From the records, pick out and copy each line containing "促进学校体育活动的开展".

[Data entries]
begin

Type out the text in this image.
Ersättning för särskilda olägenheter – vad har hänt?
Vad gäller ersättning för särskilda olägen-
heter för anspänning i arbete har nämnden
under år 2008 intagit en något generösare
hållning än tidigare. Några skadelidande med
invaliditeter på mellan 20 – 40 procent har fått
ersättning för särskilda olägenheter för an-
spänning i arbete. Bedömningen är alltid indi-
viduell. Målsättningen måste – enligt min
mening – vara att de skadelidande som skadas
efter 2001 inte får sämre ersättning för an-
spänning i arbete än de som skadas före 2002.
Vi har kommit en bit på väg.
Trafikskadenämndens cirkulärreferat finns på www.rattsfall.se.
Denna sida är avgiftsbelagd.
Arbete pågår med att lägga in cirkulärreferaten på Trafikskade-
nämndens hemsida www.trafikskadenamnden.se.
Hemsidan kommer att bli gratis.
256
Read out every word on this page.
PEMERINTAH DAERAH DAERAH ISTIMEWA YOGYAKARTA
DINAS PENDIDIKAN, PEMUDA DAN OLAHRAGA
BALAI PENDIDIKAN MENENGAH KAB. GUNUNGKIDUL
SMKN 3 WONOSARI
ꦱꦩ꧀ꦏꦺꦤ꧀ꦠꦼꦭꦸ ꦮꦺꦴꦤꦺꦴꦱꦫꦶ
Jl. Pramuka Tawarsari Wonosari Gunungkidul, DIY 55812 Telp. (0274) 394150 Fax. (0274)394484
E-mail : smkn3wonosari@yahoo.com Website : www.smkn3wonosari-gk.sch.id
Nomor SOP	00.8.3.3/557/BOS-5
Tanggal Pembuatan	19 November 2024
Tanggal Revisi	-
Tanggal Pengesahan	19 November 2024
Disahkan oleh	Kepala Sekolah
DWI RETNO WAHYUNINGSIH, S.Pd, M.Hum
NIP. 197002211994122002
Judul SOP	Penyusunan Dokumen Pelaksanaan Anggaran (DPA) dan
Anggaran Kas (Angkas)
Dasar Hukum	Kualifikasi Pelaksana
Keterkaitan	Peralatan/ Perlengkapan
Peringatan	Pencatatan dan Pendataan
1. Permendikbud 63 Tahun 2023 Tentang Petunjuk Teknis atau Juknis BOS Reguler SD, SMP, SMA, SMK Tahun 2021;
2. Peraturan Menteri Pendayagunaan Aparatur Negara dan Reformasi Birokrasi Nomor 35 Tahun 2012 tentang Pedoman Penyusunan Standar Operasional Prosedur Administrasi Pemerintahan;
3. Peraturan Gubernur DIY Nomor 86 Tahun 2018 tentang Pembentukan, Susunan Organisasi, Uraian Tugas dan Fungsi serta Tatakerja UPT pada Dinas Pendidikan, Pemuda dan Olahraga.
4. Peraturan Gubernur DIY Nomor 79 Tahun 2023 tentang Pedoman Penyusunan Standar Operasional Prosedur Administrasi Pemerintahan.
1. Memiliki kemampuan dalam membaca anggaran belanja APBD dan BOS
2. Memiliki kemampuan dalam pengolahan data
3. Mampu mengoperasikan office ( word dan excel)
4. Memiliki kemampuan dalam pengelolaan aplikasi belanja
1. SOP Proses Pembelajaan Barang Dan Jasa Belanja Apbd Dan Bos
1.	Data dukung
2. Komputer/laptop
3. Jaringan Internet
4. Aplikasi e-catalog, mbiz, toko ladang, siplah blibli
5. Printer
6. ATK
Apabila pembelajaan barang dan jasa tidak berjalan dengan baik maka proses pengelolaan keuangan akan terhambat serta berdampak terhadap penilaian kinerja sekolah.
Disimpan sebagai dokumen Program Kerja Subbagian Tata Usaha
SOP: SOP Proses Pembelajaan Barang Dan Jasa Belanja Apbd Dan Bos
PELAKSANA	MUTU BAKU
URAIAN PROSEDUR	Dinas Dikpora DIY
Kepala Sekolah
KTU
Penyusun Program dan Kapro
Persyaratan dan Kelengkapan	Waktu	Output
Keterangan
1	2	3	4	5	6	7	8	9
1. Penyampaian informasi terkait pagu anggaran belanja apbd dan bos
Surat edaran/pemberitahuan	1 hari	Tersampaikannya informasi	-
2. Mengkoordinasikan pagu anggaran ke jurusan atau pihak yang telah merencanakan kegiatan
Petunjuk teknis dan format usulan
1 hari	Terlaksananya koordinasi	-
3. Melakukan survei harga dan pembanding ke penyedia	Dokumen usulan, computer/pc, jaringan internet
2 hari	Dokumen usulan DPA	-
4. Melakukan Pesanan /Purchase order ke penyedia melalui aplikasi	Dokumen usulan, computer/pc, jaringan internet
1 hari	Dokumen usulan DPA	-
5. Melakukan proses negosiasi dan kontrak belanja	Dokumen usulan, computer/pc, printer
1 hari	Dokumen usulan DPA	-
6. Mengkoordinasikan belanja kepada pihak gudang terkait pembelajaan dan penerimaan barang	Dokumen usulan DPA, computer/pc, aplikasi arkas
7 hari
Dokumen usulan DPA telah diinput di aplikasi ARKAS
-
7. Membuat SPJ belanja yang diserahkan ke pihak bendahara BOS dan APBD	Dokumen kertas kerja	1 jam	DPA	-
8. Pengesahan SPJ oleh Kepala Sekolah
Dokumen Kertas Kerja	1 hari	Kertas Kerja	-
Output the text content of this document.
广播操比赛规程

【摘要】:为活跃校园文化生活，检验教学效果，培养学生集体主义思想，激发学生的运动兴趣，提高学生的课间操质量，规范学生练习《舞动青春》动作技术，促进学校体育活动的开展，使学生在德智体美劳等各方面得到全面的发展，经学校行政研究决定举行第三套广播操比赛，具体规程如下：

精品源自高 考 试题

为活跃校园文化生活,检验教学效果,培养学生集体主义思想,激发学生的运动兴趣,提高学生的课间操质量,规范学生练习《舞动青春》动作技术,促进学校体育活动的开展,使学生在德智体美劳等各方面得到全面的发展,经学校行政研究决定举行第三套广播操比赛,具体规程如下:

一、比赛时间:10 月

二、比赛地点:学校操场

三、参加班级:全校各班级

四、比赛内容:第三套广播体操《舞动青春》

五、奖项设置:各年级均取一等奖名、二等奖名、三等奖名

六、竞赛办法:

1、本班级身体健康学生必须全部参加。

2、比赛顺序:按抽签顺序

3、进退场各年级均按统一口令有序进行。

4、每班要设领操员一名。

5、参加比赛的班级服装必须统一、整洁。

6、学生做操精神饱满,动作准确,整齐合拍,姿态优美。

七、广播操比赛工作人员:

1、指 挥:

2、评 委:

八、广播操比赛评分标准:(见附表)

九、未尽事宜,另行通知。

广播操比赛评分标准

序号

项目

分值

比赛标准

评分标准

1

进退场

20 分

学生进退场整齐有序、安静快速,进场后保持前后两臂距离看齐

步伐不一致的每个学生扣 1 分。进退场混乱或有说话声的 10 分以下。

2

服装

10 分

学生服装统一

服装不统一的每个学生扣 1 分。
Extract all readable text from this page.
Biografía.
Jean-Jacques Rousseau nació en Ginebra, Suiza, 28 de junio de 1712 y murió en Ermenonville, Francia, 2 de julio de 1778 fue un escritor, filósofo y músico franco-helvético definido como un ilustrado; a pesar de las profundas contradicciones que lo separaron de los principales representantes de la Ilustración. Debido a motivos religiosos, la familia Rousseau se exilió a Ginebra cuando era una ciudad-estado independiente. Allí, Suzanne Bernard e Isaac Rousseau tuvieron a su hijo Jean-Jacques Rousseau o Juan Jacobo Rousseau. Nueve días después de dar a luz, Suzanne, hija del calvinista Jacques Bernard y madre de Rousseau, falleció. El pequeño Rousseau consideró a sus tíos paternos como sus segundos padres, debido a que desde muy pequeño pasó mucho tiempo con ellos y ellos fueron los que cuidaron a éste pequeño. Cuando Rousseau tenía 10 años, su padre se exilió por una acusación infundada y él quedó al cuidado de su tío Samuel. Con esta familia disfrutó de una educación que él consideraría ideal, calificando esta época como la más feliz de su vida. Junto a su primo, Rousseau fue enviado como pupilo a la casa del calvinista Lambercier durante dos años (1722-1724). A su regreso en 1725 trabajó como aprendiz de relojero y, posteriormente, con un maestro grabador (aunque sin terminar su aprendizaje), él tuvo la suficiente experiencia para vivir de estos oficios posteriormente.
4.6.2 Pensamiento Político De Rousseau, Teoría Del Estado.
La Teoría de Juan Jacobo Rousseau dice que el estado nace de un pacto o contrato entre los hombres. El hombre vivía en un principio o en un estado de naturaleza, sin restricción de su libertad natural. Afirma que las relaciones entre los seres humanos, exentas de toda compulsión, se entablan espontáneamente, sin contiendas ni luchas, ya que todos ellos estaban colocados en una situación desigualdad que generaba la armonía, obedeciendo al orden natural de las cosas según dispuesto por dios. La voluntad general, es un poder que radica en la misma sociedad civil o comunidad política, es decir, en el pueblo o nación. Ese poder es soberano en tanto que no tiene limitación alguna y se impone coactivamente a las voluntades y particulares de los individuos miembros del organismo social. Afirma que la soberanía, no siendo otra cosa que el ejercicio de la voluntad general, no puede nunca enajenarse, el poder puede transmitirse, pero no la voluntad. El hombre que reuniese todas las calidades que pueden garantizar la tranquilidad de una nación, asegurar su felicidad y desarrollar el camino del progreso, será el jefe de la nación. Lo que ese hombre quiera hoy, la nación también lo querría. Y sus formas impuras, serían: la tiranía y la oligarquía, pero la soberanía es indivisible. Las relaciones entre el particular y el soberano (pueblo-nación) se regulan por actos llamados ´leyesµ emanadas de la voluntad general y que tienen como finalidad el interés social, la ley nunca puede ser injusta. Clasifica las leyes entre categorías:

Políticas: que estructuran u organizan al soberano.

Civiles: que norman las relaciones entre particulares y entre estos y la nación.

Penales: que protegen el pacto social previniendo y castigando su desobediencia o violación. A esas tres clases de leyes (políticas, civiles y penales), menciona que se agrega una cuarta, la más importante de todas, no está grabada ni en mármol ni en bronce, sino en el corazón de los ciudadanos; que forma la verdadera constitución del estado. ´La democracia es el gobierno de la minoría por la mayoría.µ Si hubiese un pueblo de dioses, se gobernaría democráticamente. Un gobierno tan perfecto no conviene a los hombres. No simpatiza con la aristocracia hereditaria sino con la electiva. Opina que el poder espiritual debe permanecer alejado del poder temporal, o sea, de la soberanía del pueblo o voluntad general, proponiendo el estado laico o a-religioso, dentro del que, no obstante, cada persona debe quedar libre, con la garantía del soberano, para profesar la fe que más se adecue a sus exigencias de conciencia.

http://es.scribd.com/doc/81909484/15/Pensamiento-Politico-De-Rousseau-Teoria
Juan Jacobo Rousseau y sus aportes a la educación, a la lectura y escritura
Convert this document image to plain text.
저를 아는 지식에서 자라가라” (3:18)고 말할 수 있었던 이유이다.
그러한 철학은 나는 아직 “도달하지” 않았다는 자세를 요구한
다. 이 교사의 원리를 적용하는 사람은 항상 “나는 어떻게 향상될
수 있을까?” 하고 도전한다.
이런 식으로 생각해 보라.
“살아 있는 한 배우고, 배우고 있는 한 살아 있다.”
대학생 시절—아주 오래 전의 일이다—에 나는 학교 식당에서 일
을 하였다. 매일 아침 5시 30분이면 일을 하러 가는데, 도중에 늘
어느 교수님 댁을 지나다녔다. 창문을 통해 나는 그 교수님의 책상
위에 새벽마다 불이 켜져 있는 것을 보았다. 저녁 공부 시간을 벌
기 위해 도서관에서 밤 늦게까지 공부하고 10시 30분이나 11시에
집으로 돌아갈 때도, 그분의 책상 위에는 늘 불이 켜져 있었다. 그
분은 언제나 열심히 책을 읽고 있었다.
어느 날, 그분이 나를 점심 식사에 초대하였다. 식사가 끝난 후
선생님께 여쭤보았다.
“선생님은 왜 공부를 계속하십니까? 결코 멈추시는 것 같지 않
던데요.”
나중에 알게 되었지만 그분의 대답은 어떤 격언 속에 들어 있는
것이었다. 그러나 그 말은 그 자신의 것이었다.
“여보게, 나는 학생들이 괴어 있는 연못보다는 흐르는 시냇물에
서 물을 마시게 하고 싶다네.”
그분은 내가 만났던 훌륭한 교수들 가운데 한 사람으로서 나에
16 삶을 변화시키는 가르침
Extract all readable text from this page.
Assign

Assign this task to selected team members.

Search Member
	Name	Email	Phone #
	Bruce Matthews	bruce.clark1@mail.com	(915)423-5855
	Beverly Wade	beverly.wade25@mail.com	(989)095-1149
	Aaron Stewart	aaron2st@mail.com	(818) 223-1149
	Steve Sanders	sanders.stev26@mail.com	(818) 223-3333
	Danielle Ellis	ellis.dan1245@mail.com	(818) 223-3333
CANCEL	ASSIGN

end

RESULT OF THIS TASK
【摘要】:为活跃校园文化生活，检验教学效果，培养学生集体主义思想，激发学生的运动兴趣，提高学生的课间操质量，规范学生练习《舞动青春》动作技术，促进学校体育活动的开展，使学生在德智体美劳等各方面得到全面的发展，经学校行政研究决定举行第三套广播操比赛，具体规程如下：
为活跃校园文化生活,检验教学效果,培养学生集体主义思想,激发学生的运动兴趣,提高学生的课间操质量,规范学生练习《舞动青春》动作技术,促进学校体育活动的开展,使学生在德智体美劳等各方面得到全面的发展,经学校行政研究决定举行第三套广播操比赛,具体规程如下:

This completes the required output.